◆ **Task brief**
Without altering anything, repeat each of the records.

◆ **Data lines**

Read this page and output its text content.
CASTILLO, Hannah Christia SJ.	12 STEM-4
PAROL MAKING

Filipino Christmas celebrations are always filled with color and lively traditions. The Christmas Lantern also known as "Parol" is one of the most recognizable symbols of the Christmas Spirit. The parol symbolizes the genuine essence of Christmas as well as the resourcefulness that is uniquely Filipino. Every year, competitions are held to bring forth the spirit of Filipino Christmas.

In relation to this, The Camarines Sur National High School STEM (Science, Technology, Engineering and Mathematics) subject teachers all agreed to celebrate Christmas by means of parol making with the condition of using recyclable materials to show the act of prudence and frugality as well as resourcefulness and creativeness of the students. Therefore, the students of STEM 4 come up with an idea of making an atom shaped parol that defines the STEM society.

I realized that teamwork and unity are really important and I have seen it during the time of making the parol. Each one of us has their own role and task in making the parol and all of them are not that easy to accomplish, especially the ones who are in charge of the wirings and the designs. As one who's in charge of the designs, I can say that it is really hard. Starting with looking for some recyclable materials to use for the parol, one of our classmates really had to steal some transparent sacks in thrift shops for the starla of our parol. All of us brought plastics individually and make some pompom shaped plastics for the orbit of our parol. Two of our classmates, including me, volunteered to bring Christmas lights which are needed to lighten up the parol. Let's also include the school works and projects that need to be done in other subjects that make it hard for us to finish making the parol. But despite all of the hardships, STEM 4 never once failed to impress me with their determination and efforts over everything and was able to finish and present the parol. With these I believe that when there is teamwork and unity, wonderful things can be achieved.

◆ **Problem solution**
Read this page and output its text content.
CASTILLO, Hannah Christia SJ.	12 STEM-4
PAROL MAKING

Filipino Christmas celebrations are always filled with color and lively traditions. The Christmas Lantern also known as "Parol" is one of the most recognizable symbols of the Christmas Spirit. The parol symbolizes the genuine essence of Christmas as well as the resourcefulness that is uniquely Filipino. Every year, competitions are held to bring forth the spirit of Filipino Christmas.

In relation to this, The Camarines Sur National High School STEM (Science, Technology, Engineering and Mathematics) subject teachers all agreed to celebrate Christmas by means of parol making with the condition of using recyclable materials to show the act of prudence and frugality as well as resourcefulness and creativeness of the students. Therefore, the students of STEM 4 come up with an idea of making an atom shaped parol that defines the STEM society.

I realized that teamwork and unity are really important and I have seen it during the time of making the parol. Each one of us has their own role and task in making the parol and all of them are not that easy to accomplish, especially the ones who are in charge of the wirings and the designs. As one who's in charge of the designs, I can say that it is really hard. Starting with looking for some recyclable materials to use for the parol, one of our classmates really had to steal some transparent sacks in thrift shops for the starla of our parol. All of us brought plastics individually and make some pompom shaped plastics for the orbit of our parol. Two of our classmates, including me, volunteered to bring Christmas lights which are needed to lighten up the parol. Let's also include the school works and projects that need to be done in other subjects that make it hard for us to finish making the parol. But despite all of the hardships, STEM 4 never once failed to impress me with their determination and efforts over everything and was able to finish and present the parol. With these I believe that when there is teamwork and unity, wonderful things can be achieved.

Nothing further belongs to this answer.